WRITTEN PROBLEM
Quote the data below in full, minus the images.

MATERIAL SUPPLIED
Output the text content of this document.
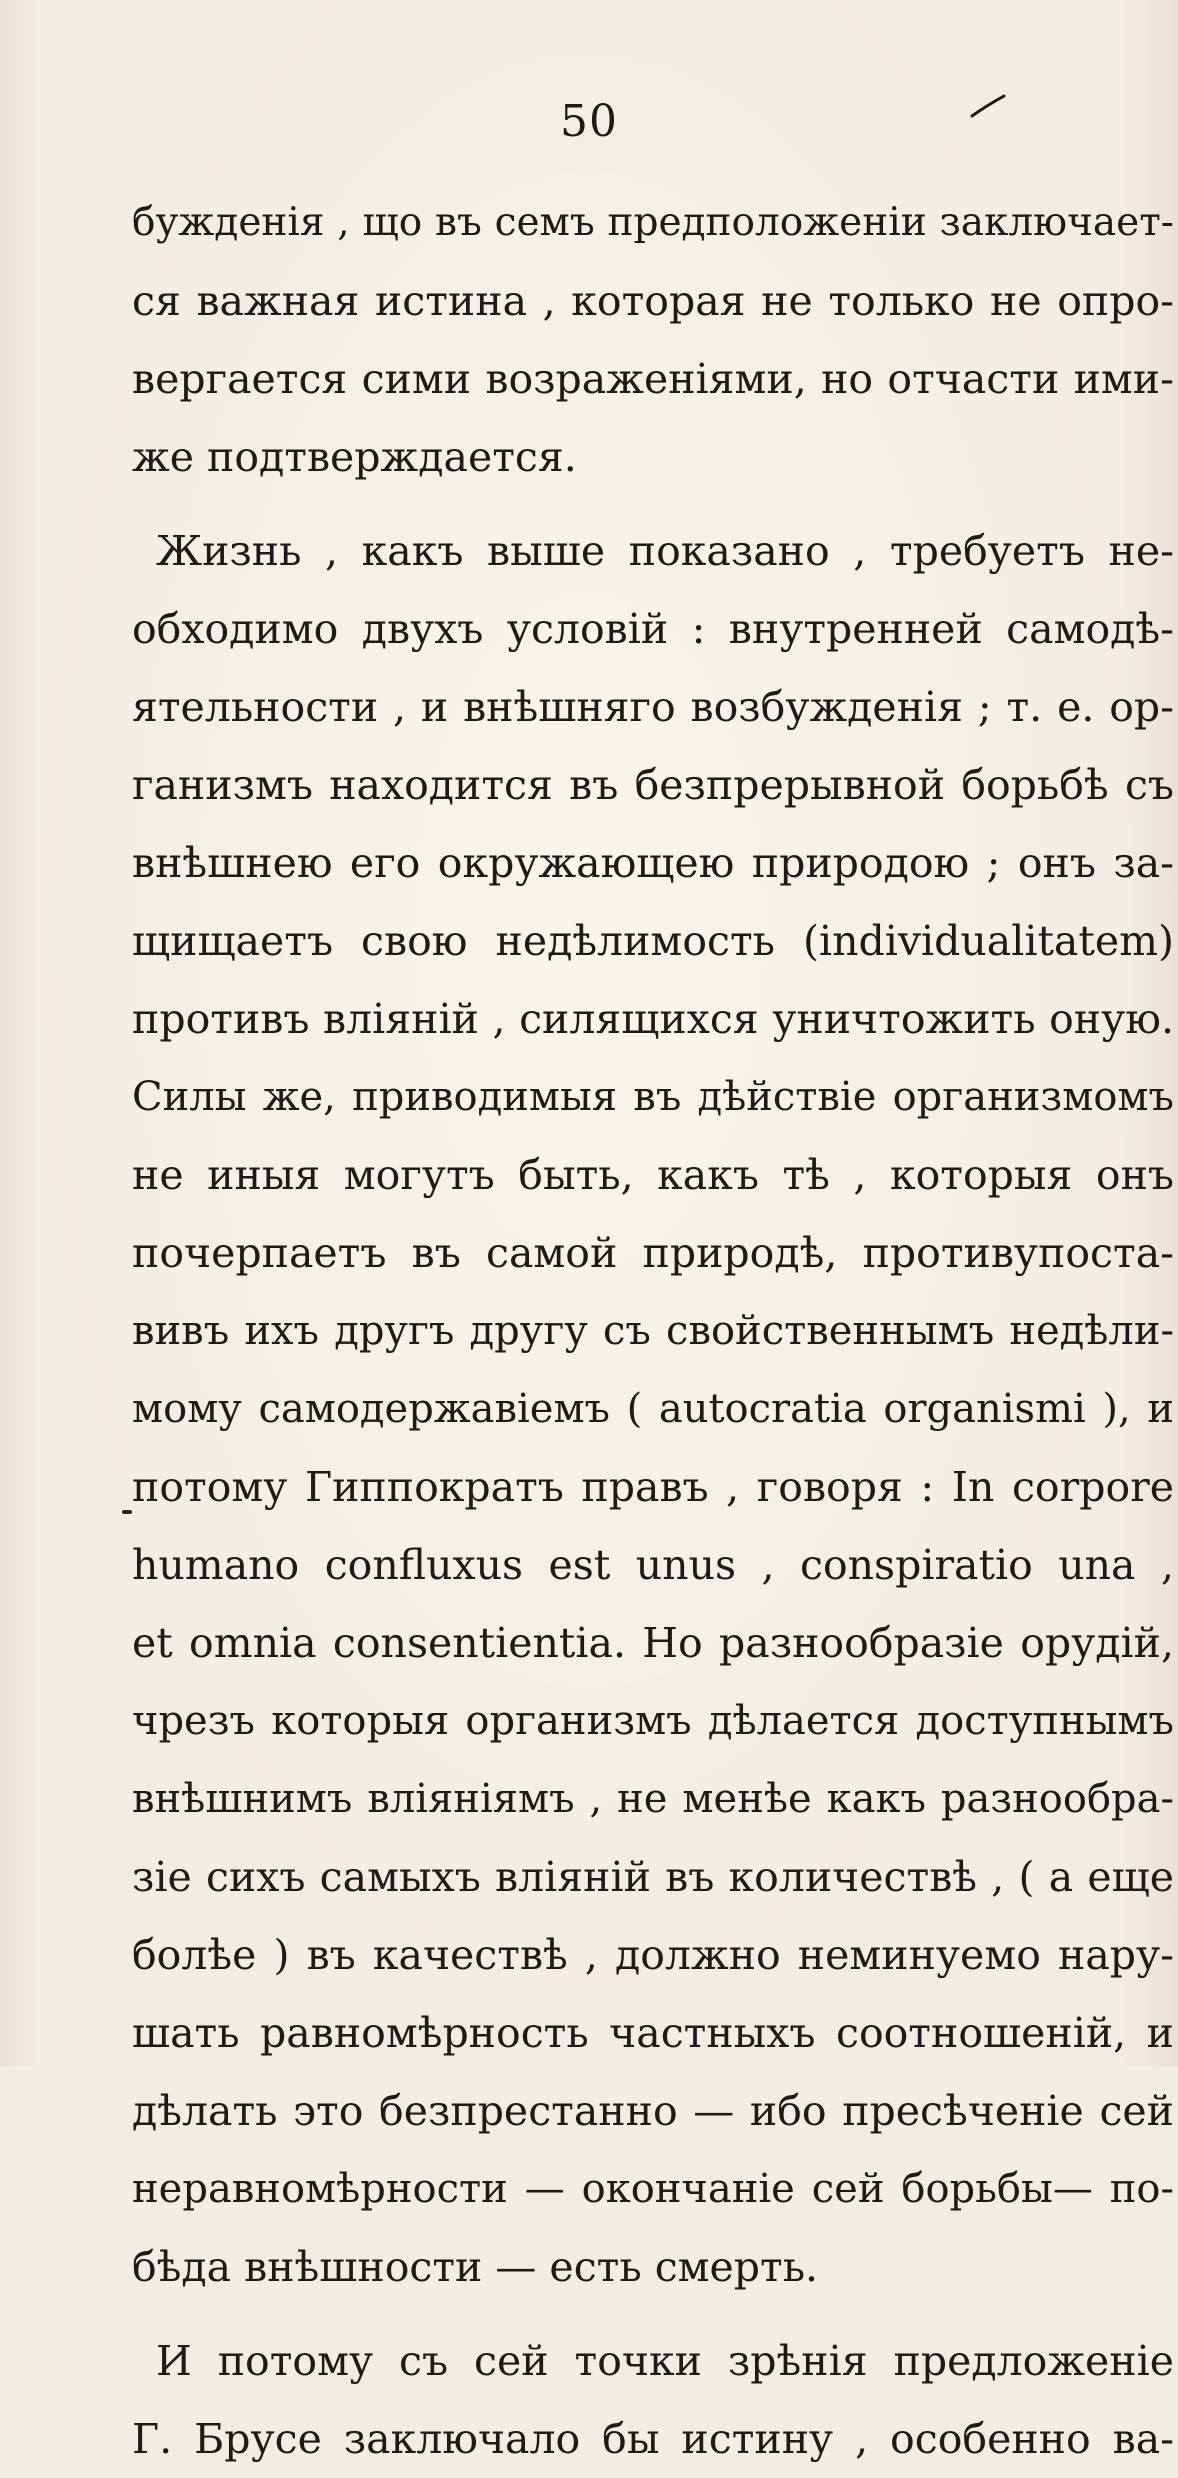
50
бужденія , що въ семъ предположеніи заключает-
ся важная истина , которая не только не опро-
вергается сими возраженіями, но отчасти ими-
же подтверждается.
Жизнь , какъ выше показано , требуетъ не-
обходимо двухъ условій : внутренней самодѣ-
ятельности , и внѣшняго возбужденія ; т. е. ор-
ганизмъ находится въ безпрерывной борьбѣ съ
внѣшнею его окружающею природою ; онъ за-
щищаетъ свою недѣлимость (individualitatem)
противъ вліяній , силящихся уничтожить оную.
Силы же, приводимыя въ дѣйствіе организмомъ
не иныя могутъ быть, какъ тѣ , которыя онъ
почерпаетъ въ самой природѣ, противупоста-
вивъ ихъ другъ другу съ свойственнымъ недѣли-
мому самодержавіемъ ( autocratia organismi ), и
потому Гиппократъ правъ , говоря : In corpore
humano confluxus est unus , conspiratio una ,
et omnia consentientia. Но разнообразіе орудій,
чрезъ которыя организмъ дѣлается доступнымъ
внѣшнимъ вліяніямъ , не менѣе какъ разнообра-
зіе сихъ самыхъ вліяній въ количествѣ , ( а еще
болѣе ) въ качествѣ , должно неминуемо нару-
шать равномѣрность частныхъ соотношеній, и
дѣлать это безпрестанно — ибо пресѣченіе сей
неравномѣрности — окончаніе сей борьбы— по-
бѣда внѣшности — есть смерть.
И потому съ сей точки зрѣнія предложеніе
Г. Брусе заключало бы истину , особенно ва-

RESPONSE TO THIS EXERCISE
Output the text content of this document.
50
бужденія , що въ семъ предположеніи заключает-
ся важная истина , которая не только не опро-
вергается сими возраженіями, но отчасти ими-
же подтверждается.
Жизнь , какъ выше показано , требуетъ не-
обходимо двухъ условій : внутренней самодѣ-
ятельности , и внѣшняго возбужденія ; т. е. ор-
ганизмъ находится въ безпрерывной борьбѣ съ
внѣшнею его окружающею природою ; онъ за-
щищаетъ свою недѣлимость (individualitatem)
противъ вліяній , силящихся уничтожить оную.
Силы же, приводимыя въ дѣйствіе организмомъ
не иныя могутъ быть, какъ тѣ , которыя онъ
почерпаетъ въ самой природѣ, противупоста-
вивъ ихъ другъ другу съ свойственнымъ недѣли-
мому самодержавіемъ ( autocratia organismi ), и
потому Гиппократъ правъ , говоря : In corpore
humano confluxus est unus , conspiratio una ,
et omnia consentientia. Но разнообразіе орудій,
чрезъ которыя организмъ дѣлается доступнымъ
внѣшнимъ вліяніямъ , не менѣе какъ разнообра-
зіе сихъ самыхъ вліяній въ количествѣ , ( а еще
болѣе ) въ качествѣ , должно неминуемо нару-
шать равномѣрность частныхъ соотношеній, и
дѣлать это безпрестанно — ибо пресѣченіе сей
неравномѣрности — окончаніе сей борьбы— по-
бѣда внѣшности — есть смерть.
И потому съ сей точки зрѣнія предложеніе
Г. Брусе заключало бы истину , особенно ва-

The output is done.